__Records excerpted from a collection__:
■ ■ ■ ■
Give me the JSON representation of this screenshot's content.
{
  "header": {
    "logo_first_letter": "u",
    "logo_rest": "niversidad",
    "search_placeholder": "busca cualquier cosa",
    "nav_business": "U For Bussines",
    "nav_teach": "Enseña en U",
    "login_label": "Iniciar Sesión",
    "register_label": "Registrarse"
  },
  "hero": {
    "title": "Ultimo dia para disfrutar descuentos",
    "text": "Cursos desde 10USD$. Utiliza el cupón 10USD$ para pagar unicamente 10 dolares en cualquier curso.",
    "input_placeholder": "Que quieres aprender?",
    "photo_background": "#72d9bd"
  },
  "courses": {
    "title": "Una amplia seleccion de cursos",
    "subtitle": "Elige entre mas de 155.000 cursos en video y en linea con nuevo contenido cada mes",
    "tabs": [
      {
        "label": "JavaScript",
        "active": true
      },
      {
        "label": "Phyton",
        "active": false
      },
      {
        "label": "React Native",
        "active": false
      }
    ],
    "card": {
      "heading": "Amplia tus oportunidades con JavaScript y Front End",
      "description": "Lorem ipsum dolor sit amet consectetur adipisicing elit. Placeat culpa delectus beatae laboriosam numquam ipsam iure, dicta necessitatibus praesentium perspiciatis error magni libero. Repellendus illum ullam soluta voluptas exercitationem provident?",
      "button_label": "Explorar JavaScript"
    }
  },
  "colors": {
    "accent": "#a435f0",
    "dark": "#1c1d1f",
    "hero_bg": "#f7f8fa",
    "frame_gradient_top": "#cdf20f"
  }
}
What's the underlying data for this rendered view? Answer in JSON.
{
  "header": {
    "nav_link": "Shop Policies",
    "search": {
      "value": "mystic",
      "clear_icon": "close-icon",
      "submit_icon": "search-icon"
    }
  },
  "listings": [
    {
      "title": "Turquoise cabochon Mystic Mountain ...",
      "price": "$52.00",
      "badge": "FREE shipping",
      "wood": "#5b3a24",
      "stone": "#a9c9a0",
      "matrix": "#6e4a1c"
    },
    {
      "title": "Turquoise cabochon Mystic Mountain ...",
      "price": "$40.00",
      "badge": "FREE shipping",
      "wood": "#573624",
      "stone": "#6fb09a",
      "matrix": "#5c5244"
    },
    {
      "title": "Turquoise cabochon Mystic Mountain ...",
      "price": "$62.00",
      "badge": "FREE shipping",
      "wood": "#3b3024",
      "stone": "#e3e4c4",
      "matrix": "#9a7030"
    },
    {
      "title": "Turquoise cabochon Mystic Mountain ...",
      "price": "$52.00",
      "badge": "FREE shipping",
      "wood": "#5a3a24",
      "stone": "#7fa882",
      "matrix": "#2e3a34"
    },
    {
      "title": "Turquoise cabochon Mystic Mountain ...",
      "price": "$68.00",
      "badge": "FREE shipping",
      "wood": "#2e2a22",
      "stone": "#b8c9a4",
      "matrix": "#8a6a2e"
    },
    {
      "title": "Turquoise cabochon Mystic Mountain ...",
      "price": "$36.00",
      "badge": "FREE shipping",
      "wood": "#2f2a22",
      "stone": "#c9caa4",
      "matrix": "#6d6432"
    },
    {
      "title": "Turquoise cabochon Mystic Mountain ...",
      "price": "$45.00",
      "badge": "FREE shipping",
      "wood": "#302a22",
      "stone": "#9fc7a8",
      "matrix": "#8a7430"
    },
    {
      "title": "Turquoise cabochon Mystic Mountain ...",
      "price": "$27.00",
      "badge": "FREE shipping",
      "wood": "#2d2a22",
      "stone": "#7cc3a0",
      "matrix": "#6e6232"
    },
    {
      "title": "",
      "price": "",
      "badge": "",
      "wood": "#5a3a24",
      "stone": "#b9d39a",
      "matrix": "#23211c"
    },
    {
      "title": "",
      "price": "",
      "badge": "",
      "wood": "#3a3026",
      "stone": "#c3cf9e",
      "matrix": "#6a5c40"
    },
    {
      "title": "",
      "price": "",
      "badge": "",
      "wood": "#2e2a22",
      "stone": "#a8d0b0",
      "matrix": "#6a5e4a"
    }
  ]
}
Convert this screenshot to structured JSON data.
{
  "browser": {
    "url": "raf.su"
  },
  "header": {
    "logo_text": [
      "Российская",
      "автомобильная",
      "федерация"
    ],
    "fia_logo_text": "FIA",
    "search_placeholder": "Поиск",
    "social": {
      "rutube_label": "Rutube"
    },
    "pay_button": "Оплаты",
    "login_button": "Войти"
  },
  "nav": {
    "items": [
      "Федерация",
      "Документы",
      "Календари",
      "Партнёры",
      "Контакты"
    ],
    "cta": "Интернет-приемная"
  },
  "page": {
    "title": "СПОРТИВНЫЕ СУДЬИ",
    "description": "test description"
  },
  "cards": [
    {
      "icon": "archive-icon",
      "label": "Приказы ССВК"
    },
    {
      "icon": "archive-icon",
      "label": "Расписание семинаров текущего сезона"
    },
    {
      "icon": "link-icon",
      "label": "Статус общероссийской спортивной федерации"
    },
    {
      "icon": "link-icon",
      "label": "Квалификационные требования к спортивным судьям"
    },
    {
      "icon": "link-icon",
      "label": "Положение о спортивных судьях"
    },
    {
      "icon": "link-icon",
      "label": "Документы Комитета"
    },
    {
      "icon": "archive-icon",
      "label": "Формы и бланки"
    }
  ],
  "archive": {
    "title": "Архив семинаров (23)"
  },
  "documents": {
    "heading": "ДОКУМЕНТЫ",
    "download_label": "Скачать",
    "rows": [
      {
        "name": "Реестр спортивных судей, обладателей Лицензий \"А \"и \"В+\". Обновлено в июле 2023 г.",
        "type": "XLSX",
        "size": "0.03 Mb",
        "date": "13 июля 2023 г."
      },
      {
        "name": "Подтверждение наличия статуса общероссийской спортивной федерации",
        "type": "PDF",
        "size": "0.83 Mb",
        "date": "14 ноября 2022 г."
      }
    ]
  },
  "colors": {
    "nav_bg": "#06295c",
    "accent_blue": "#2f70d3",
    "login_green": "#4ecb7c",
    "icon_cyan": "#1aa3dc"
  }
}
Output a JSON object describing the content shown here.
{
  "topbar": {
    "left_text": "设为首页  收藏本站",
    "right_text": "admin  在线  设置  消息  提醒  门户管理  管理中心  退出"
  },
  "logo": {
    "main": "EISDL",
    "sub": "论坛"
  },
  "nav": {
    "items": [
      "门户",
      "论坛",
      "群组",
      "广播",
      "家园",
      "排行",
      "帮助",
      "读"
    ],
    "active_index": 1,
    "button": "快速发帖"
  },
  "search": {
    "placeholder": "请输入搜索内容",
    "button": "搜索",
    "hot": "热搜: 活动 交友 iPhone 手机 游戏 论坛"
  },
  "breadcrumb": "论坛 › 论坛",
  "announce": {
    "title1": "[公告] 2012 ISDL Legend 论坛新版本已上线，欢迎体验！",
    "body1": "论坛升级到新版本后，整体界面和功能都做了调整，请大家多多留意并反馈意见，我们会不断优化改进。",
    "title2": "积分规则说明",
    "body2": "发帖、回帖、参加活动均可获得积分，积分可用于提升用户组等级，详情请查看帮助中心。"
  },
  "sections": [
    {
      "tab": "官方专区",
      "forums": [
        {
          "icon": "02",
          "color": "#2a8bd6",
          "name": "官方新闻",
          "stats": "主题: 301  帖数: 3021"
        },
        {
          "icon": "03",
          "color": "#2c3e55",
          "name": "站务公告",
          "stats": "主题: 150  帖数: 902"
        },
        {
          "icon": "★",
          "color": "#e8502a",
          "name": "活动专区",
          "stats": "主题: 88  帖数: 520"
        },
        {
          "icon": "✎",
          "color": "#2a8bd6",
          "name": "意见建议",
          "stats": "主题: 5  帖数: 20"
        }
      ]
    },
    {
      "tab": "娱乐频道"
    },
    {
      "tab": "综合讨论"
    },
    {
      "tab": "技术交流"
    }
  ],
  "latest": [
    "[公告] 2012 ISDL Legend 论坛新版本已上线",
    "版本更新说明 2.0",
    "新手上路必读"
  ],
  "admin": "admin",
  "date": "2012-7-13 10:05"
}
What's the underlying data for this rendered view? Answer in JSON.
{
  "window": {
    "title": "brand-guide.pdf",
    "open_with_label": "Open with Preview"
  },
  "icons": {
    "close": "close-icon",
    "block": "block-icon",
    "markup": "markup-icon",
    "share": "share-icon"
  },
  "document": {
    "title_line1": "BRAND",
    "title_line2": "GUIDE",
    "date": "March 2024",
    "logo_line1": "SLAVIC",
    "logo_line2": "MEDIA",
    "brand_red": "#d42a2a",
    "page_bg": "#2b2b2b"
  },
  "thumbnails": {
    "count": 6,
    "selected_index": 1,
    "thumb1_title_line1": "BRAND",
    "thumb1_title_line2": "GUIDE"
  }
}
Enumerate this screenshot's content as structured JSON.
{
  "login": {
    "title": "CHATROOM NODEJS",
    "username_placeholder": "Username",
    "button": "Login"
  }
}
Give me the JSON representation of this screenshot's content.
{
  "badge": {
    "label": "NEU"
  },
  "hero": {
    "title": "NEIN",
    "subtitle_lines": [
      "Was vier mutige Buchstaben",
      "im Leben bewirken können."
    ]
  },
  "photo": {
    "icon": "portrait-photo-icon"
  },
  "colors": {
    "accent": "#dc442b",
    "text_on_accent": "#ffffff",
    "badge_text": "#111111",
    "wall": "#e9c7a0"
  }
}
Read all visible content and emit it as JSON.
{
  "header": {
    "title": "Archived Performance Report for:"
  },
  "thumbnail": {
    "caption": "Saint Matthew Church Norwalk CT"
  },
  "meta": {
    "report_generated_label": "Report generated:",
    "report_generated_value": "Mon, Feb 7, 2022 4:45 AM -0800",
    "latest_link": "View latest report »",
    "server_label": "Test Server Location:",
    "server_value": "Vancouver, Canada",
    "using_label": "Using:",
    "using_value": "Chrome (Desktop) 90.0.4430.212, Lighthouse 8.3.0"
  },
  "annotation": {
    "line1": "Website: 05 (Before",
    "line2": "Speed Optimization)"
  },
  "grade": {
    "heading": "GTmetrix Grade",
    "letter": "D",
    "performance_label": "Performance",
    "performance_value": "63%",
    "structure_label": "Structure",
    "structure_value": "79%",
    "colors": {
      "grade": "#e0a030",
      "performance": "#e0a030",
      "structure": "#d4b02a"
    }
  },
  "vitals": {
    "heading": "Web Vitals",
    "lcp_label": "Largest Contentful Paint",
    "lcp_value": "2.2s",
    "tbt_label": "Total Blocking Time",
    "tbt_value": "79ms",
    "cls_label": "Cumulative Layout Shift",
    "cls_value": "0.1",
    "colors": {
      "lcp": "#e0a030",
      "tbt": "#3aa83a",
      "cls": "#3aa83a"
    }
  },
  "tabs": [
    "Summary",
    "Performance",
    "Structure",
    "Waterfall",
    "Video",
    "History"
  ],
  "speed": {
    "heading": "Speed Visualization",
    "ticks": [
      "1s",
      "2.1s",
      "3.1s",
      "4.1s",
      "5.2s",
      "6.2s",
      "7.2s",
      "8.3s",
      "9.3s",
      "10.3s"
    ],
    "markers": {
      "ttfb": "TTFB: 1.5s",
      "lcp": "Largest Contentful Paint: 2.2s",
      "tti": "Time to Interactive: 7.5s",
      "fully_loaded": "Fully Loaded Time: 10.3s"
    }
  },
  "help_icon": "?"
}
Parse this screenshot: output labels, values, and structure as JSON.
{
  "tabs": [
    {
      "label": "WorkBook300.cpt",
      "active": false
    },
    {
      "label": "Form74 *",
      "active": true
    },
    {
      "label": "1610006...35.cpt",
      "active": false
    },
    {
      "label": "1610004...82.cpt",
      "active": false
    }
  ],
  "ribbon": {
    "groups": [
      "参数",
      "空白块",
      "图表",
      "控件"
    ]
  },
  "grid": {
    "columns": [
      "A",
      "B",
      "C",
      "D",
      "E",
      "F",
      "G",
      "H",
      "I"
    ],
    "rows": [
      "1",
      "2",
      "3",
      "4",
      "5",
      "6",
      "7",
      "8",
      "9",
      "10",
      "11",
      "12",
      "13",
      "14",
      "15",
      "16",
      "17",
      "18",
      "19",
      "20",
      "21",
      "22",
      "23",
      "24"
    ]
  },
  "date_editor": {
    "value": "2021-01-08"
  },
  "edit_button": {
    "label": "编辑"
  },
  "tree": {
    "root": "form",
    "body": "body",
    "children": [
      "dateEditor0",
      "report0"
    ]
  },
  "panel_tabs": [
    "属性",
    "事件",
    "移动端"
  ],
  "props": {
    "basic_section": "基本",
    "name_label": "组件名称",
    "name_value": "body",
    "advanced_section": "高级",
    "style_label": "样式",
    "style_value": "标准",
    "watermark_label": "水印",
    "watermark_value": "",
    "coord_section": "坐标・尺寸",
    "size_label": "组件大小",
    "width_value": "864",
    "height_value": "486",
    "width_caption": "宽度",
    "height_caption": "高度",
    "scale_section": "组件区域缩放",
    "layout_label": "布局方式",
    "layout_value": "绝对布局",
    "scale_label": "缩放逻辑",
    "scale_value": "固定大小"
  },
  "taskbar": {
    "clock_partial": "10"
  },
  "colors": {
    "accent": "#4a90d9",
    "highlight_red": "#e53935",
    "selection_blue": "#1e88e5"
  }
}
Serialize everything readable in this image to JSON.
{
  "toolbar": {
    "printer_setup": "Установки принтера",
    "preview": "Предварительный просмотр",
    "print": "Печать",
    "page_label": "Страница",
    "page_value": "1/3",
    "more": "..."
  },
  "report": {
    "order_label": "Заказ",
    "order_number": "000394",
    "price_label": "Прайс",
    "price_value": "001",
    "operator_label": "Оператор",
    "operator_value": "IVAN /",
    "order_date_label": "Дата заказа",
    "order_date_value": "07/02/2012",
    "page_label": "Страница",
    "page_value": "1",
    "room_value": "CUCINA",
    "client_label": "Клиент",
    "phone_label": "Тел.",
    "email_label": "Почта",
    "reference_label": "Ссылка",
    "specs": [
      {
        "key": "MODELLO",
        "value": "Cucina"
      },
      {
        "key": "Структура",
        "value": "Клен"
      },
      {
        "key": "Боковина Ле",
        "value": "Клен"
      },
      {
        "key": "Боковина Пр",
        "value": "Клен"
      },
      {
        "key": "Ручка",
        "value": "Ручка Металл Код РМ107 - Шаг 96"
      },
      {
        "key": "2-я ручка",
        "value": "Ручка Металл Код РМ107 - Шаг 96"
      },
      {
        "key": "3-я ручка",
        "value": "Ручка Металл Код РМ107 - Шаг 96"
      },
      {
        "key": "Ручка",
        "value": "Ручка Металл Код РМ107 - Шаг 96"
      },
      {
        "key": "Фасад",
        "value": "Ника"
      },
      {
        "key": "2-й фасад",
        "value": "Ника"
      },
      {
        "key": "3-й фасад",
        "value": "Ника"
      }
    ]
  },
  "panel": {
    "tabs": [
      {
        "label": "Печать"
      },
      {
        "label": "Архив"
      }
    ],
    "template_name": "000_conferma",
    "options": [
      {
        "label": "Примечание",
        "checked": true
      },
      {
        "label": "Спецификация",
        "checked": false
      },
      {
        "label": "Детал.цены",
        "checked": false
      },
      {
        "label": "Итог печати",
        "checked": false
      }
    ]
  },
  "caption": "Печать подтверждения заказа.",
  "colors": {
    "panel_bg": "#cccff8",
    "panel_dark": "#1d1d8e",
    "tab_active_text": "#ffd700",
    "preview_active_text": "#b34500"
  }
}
■ ■ ■ ■
A number is the only answer here: how many lines of the material above contain "JavaScript"?

3